The task: Your task is to transcribe the data in full.
— START OF Rows —
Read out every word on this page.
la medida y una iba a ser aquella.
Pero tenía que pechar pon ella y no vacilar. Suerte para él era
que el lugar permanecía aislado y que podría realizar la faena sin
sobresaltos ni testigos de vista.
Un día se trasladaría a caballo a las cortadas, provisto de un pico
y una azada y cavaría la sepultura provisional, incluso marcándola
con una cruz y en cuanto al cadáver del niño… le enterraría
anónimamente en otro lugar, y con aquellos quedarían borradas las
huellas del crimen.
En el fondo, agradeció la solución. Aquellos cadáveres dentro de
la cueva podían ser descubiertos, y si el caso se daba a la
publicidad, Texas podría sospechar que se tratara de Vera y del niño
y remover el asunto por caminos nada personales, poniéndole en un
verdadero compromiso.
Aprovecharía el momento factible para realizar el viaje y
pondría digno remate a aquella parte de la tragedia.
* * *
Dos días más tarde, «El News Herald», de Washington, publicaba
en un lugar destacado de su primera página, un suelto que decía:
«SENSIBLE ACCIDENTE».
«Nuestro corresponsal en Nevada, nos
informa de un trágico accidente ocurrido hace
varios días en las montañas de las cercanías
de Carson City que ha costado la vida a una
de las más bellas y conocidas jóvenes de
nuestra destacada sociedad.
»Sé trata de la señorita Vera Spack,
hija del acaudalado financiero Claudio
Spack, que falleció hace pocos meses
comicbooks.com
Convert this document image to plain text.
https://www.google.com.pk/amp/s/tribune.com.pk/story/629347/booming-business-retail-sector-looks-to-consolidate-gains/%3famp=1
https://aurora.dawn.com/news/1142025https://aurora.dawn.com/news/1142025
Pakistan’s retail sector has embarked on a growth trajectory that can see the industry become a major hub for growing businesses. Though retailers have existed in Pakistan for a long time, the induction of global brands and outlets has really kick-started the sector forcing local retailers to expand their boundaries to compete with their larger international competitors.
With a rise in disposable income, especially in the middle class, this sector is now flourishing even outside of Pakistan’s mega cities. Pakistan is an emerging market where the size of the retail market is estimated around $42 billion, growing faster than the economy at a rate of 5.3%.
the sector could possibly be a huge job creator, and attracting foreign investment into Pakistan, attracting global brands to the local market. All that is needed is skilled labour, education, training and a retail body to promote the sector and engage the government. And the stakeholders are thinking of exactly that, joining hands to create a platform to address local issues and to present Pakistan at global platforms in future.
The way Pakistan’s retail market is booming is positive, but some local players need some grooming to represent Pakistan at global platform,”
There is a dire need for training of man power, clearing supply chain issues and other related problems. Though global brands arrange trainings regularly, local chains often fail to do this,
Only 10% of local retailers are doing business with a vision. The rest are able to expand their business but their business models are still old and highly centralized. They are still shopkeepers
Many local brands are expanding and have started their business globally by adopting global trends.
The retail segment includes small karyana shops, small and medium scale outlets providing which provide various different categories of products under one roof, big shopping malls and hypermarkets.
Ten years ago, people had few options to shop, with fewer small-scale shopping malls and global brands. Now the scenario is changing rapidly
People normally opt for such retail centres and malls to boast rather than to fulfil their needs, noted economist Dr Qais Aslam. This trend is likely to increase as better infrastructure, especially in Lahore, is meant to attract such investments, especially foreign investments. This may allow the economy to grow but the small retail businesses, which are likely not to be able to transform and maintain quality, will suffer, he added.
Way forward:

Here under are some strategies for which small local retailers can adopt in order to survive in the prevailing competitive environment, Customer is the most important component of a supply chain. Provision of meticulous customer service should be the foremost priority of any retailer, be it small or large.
— END OF Rows —
Result below:
Read out every word on this page.
la medida y una iba a ser aquella.
Pero tenía que pechar pon ella y no vacilar. Suerte para él era
que el lugar permanecía aislado y que podría realizar la faena sin
sobresaltos ni testigos de vista.
Un día se trasladaría a caballo a las cortadas, provisto de un pico
y una azada y cavaría la sepultura provisional, incluso marcándola
con una cruz y en cuanto al cadáver del niño… le enterraría
anónimamente en otro lugar, y con aquellos quedarían borradas las
huellas del crimen.
En el fondo, agradeció la solución. Aquellos cadáveres dentro de
la cueva podían ser descubiertos, y si el caso se daba a la
publicidad, Texas podría sospechar que se tratara de Vera y del niño
y remover el asunto por caminos nada personales, poniéndole en un
verdadero compromiso.
Aprovecharía el momento factible para realizar el viaje y
pondría digno remate a aquella parte de la tragedia.
* * *
Dos días más tarde, «El News Herald», de Washington, publicaba
en un lugar destacado de su primera página, un suelto que decía:
«SENSIBLE ACCIDENTE».
«Nuestro corresponsal en Nevada, nos
informa de un trágico accidente ocurrido hace
varios días en las montañas de las cercanías
de Carson City que ha costado la vida a una
de las más bellas y conocidas jóvenes de
nuestra destacada sociedad.
»Sé trata de la señorita Vera Spack,
hija del acaudalado financiero Claudio
Spack, que falleció hace pocos meses
comicbooks.com
Convert this document image to plain text.
https://www.google.com.pk/amp/s/tribune.com.pk/story/629347/booming-business-retail-sector-looks-to-consolidate-gains/%3famp=1
https://aurora.dawn.com/news/1142025https://aurora.dawn.com/news/1142025
Pakistan’s retail sector has embarked on a growth trajectory that can see the industry become a major hub for growing businesses. Though retailers have existed in Pakistan for a long time, the induction of global brands and outlets has really kick-started the sector forcing local retailers to expand their boundaries to compete with their larger international competitors.
With a rise in disposable income, especially in the middle class, this sector is now flourishing even outside of Pakistan’s mega cities. Pakistan is an emerging market where the size of the retail market is estimated around $42 billion, growing faster than the economy at a rate of 5.3%.
the sector could possibly be a huge job creator, and attracting foreign investment into Pakistan, attracting global brands to the local market. All that is needed is skilled labour, education, training and a retail body to promote the sector and engage the government. And the stakeholders are thinking of exactly that, joining hands to create a platform to address local issues and to present Pakistan at global platforms in future.
The way Pakistan’s retail market is booming is positive, but some local players need some grooming to represent Pakistan at global platform,”
There is a dire need for training of man power, clearing supply chain issues and other related problems. Though global brands arrange trainings regularly, local chains often fail to do this,
Only 10% of local retailers are doing business with a vision. The rest are able to expand their business but their business models are still old and highly centralized. They are still shopkeepers
Many local brands are expanding and have started their business globally by adopting global trends.
The retail segment includes small karyana shops, small and medium scale outlets providing which provide various different categories of products under one roof, big shopping malls and hypermarkets.
Ten years ago, people had few options to shop, with fewer small-scale shopping malls and global brands. Now the scenario is changing rapidly
People normally opt for such retail centres and malls to boast rather than to fulfil their needs, noted economist Dr Qais Aslam. This trend is likely to increase as better infrastructure, especially in Lahore, is meant to attract such investments, especially foreign investments. This may allow the economy to grow but the small retail businesses, which are likely not to be able to transform and maintain quality, will suffer, he added.
Way forward:

Here under are some strategies for which small local retailers can adopt in order to survive in the prevailing competitive environment, Customer is the most important component of a supply chain. Provision of meticulous customer service should be the foremost priority of any retailer, be it small or large.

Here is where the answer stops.